AIM OF THE EXERCISE
Copy out verbatim the stretch of the material from the line containing "time-tick-label: 29 [85, 457, 99, 471]" through the line containing "data-point [292, 243, 302, 253]", including both of those lines.

(Spatial layout entries)

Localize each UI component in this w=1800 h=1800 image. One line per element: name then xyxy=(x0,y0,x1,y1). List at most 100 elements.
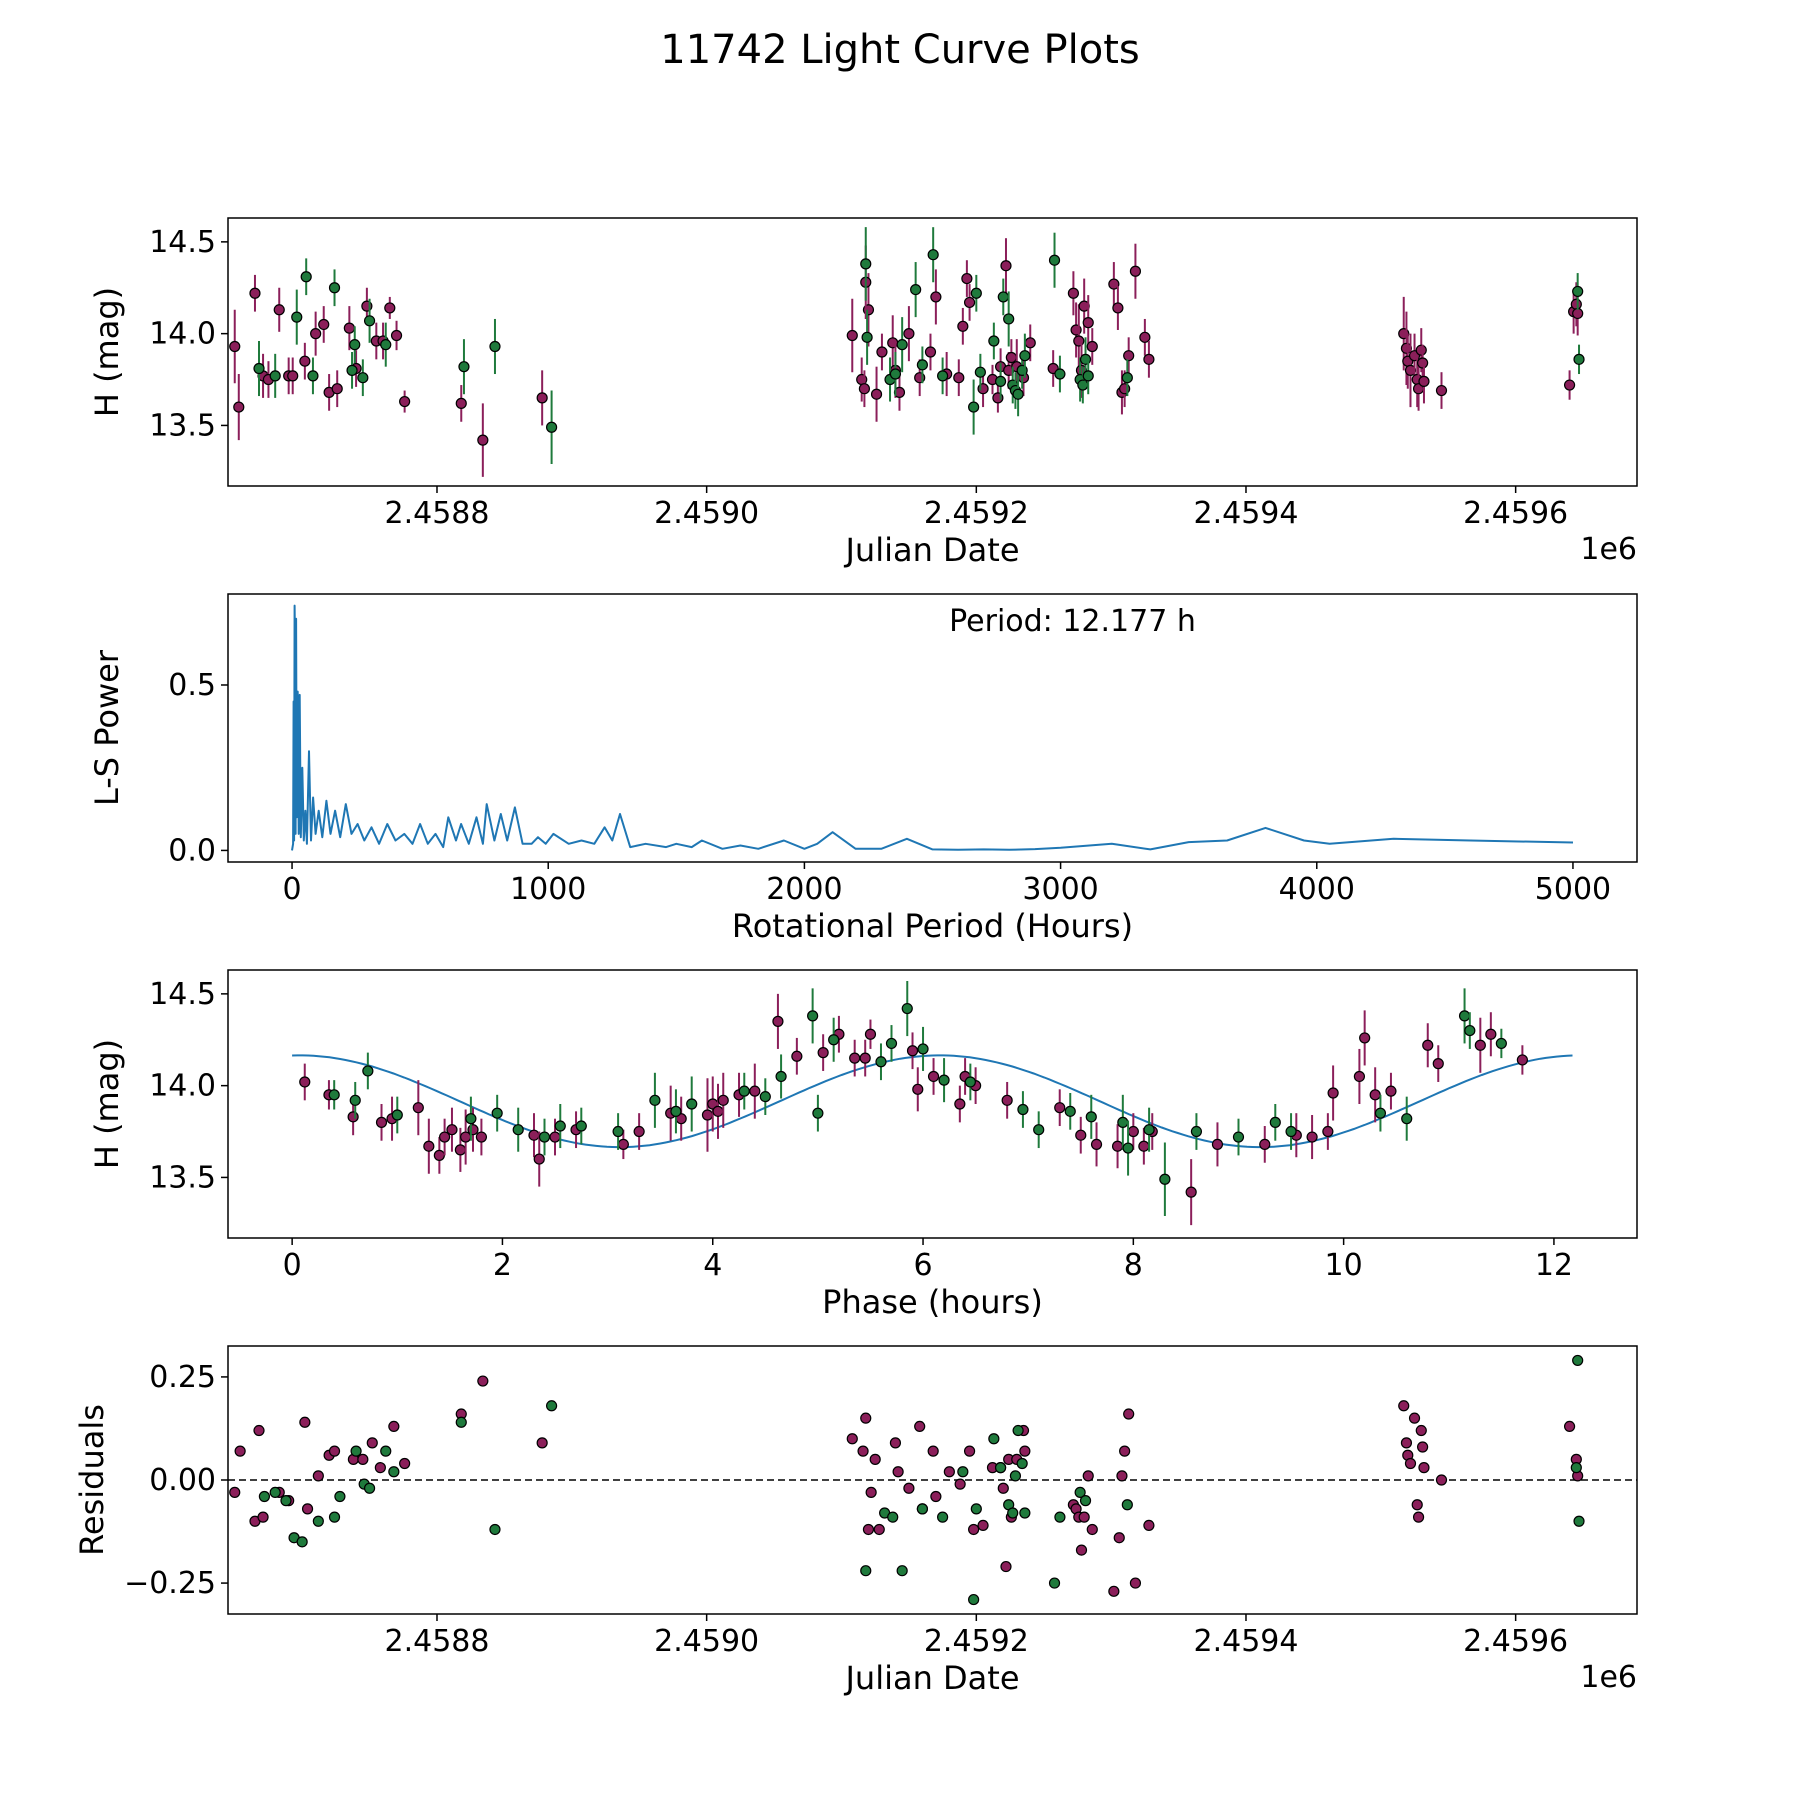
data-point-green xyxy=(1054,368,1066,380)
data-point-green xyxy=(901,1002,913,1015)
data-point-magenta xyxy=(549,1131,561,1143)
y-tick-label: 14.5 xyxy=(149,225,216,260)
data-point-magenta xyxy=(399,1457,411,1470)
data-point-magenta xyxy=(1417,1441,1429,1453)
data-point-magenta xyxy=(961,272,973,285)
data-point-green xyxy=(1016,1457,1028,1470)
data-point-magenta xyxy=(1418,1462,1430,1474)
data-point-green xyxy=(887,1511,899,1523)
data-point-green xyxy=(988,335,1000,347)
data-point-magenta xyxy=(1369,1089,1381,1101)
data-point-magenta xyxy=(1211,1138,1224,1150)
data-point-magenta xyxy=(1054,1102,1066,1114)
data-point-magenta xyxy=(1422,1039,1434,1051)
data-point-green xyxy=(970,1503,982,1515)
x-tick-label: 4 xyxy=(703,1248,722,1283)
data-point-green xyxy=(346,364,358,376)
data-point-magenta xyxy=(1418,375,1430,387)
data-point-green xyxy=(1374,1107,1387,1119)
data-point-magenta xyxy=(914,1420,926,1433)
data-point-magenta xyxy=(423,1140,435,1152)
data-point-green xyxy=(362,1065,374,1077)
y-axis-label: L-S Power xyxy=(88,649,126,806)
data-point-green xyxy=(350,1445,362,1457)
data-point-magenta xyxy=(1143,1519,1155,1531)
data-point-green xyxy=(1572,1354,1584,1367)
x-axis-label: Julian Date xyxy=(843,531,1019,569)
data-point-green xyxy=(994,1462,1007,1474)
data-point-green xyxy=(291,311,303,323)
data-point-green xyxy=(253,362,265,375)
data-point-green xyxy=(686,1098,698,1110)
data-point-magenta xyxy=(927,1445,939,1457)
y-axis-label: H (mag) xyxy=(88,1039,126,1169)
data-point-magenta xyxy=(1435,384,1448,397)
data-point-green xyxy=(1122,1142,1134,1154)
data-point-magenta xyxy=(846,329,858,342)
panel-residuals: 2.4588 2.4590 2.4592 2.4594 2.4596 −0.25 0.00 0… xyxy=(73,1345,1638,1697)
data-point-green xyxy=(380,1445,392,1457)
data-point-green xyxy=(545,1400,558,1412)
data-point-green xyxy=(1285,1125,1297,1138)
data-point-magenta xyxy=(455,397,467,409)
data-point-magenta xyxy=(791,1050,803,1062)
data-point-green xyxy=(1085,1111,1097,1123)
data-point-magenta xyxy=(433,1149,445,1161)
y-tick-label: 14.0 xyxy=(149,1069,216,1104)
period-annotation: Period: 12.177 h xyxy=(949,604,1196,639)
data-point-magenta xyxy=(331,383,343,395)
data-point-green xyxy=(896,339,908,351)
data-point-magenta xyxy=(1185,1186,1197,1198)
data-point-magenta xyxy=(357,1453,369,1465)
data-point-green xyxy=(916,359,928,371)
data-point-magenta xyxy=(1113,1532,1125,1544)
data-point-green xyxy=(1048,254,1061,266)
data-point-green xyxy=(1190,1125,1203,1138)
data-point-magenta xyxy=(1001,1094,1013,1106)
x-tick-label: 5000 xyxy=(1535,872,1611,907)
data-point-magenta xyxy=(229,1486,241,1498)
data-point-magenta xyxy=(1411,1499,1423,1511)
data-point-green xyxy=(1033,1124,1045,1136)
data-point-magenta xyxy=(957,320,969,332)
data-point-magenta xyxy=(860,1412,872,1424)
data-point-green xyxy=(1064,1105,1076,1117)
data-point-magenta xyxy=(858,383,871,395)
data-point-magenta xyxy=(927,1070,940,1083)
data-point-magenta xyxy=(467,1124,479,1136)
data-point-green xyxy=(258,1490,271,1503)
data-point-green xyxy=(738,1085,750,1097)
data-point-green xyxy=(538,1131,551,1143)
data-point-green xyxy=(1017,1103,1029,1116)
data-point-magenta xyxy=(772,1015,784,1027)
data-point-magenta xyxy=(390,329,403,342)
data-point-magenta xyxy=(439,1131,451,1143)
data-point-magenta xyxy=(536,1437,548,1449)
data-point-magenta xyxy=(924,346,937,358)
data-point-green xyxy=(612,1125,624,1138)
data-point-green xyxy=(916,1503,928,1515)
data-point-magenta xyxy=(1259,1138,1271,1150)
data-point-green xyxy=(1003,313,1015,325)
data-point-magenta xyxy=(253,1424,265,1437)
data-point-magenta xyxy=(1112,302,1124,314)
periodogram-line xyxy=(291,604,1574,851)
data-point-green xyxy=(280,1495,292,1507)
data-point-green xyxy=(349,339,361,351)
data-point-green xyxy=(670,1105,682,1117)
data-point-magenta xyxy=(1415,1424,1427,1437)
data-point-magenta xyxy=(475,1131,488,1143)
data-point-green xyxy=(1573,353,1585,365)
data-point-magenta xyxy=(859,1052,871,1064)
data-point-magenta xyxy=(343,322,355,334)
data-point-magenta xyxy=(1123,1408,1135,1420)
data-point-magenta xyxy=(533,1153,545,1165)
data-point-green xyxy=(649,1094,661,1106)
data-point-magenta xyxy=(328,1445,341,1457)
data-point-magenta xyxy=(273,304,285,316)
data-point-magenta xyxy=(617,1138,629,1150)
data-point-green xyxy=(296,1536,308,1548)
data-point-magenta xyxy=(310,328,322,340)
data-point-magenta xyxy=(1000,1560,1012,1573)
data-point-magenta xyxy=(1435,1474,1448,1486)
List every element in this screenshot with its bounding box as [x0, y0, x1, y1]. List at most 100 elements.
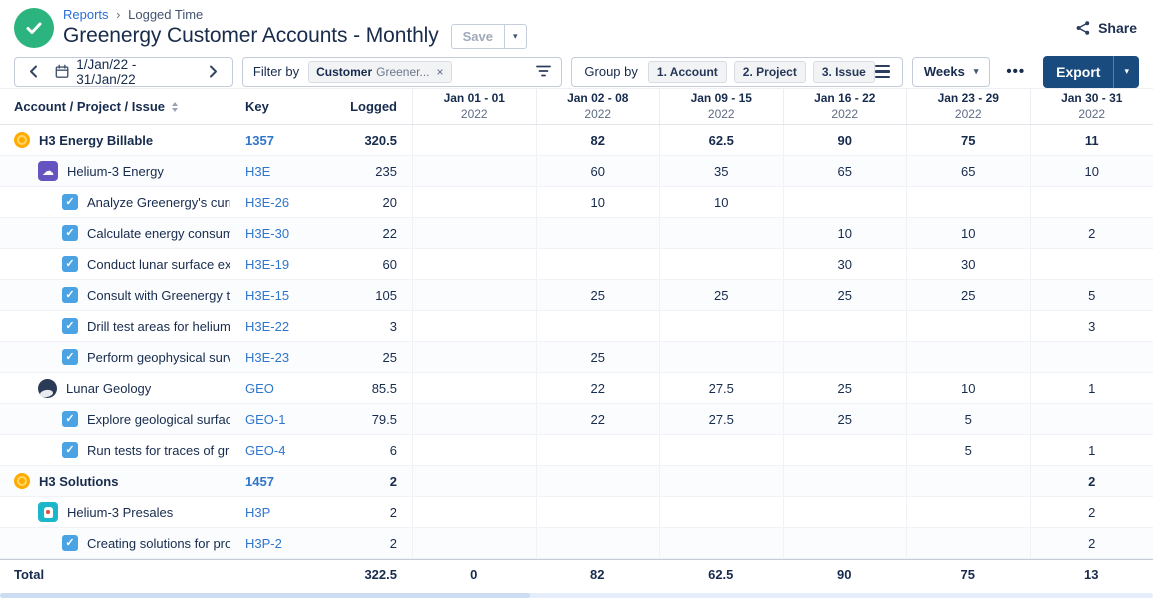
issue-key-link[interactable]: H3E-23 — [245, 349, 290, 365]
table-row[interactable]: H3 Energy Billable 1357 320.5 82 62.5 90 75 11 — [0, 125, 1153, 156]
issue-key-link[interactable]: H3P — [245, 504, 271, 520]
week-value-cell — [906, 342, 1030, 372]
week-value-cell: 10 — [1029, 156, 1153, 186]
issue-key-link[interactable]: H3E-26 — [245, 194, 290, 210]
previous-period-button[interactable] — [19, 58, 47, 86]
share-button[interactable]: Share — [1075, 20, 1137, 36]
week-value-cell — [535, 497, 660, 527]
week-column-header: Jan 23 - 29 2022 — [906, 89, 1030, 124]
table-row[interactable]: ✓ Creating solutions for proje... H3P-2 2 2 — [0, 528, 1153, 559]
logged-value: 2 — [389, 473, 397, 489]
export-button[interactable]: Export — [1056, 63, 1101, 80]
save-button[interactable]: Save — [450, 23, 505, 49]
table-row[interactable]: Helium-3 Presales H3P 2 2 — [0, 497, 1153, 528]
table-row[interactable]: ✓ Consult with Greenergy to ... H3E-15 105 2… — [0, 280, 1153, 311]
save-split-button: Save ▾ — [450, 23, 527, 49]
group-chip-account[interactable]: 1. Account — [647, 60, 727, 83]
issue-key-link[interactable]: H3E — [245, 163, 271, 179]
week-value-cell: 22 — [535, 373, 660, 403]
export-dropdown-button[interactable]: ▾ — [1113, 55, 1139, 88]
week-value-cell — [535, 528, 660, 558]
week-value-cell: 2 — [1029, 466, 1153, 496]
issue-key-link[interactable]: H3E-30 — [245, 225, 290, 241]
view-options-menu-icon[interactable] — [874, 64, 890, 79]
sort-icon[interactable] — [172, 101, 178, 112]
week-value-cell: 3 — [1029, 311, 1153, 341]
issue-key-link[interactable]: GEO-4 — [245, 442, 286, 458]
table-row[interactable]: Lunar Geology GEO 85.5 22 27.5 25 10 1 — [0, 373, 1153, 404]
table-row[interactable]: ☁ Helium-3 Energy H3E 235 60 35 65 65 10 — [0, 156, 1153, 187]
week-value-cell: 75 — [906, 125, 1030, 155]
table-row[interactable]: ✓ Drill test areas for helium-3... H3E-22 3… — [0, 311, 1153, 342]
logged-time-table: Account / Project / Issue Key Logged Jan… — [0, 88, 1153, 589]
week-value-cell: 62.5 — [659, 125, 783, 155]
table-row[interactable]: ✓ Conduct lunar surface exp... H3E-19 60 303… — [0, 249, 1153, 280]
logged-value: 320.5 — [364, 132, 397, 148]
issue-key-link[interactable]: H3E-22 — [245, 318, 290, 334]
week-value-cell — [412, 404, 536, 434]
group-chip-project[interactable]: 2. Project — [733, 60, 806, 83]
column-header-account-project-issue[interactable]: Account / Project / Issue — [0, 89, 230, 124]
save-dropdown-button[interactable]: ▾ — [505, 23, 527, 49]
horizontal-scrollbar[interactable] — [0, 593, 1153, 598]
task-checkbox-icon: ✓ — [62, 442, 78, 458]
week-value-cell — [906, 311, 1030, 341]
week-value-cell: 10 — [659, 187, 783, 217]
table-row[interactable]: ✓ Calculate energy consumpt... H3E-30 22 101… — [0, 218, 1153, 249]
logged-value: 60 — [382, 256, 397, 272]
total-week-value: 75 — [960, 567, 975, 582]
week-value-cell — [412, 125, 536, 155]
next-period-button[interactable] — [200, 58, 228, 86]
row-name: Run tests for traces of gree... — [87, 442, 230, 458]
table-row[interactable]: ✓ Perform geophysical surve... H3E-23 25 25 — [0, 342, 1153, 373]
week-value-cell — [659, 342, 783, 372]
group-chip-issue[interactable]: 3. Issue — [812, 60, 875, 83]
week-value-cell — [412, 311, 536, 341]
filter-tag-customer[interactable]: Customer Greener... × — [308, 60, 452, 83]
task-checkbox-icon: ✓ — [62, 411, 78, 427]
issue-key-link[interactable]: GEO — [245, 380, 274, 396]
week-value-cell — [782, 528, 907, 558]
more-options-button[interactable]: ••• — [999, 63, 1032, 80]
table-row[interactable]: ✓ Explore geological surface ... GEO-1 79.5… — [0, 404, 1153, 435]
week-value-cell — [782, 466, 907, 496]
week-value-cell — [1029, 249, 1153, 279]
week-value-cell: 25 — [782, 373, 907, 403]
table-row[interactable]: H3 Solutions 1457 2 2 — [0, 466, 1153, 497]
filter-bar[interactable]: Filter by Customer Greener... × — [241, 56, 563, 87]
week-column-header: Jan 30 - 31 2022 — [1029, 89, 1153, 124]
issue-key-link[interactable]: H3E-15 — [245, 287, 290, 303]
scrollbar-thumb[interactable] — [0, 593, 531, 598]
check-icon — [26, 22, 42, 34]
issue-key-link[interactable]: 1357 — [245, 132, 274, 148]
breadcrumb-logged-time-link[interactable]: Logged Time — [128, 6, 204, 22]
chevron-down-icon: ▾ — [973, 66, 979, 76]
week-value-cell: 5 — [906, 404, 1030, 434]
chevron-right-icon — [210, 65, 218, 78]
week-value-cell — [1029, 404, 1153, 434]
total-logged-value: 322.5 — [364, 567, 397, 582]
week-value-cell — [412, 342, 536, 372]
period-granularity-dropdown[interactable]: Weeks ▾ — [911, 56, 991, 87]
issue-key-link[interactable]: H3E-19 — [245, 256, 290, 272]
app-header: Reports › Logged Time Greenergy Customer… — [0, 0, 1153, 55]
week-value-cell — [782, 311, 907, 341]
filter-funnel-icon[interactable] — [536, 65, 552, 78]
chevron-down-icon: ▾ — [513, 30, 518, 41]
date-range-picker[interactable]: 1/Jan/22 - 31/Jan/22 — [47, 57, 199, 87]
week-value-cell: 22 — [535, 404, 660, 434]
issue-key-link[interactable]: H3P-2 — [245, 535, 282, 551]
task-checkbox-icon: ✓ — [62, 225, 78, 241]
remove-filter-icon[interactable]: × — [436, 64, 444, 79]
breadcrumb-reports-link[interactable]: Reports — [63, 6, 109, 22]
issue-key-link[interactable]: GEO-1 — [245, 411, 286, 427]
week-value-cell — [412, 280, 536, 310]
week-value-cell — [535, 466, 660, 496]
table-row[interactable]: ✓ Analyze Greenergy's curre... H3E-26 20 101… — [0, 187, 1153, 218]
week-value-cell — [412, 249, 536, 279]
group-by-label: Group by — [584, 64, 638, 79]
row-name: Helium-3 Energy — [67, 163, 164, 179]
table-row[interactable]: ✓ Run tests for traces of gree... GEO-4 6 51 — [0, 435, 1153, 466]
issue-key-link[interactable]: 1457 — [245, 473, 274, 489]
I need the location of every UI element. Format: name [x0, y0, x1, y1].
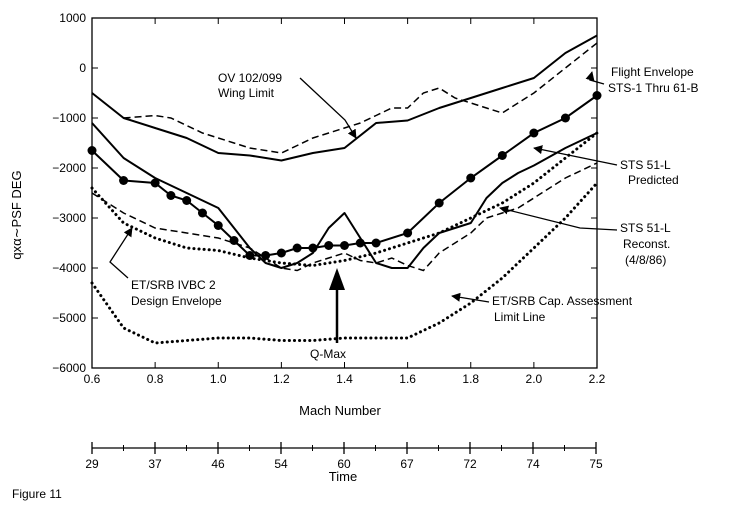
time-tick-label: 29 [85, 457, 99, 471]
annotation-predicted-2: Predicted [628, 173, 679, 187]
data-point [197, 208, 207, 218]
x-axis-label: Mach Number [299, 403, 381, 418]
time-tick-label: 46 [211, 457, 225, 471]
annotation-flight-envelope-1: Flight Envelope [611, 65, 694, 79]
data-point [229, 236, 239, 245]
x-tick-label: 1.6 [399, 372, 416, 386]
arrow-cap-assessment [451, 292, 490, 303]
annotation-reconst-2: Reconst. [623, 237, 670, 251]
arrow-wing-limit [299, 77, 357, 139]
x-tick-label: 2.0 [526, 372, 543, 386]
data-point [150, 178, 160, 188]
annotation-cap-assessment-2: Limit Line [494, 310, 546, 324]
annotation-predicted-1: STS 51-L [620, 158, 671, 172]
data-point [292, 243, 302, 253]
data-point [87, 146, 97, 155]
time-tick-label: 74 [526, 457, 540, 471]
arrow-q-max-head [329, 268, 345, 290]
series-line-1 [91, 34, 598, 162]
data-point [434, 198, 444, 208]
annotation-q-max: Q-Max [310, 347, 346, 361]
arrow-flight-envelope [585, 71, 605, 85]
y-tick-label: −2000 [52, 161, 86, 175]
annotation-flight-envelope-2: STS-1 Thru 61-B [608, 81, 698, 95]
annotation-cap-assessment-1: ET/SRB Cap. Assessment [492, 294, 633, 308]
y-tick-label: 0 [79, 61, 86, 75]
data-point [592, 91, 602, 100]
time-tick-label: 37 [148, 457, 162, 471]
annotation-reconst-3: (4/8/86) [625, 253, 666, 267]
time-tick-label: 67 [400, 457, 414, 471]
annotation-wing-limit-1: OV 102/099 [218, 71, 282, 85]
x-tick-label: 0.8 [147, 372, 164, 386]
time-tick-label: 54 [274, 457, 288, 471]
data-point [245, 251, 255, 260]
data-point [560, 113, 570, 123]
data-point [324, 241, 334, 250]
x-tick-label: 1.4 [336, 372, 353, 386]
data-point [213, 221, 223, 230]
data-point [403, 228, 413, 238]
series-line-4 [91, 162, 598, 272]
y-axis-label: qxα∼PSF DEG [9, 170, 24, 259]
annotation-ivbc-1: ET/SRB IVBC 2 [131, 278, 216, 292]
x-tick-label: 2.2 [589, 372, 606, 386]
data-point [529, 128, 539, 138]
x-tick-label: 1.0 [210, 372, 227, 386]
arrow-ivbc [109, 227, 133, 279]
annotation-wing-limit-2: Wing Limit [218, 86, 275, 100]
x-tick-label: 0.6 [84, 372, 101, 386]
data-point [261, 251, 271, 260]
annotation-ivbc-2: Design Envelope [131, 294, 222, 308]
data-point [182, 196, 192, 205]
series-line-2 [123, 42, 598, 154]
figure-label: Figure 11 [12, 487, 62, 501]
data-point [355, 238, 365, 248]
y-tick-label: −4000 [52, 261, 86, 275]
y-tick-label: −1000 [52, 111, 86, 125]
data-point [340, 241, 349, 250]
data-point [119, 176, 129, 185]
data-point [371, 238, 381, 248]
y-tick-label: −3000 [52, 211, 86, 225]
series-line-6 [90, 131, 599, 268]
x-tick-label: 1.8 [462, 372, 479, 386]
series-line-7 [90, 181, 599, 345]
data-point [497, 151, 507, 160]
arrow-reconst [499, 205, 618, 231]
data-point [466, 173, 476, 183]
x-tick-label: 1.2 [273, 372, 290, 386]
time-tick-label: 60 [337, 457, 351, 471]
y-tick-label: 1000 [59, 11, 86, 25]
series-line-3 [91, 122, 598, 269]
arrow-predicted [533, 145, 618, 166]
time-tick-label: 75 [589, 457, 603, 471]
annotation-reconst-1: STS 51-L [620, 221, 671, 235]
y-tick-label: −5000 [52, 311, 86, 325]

REPLY TO THE TASK
time-tick-label: 29 [85, 457, 99, 471]
annotation-predicted-2: Predicted [628, 173, 679, 187]
data-point [197, 208, 207, 218]
x-axis-label: Mach Number [299, 403, 381, 418]
time-tick-label: 46 [211, 457, 225, 471]
annotation-flight-envelope-1: Flight Envelope [611, 65, 694, 79]
data-point [229, 236, 239, 245]
x-tick-label: 1.6 [399, 372, 416, 386]
arrow-cap-assessment [451, 292, 490, 303]
annotation-reconst-2: Reconst. [623, 237, 670, 251]
arrow-wing-limit [299, 77, 357, 139]
x-tick-label: 2.0 [526, 372, 543, 386]
data-point [150, 178, 160, 188]
annotation-cap-assessment-2: Limit Line [494, 310, 546, 324]
annotation-predicted-1: STS 51-L [620, 158, 671, 172]
data-point [292, 243, 302, 253]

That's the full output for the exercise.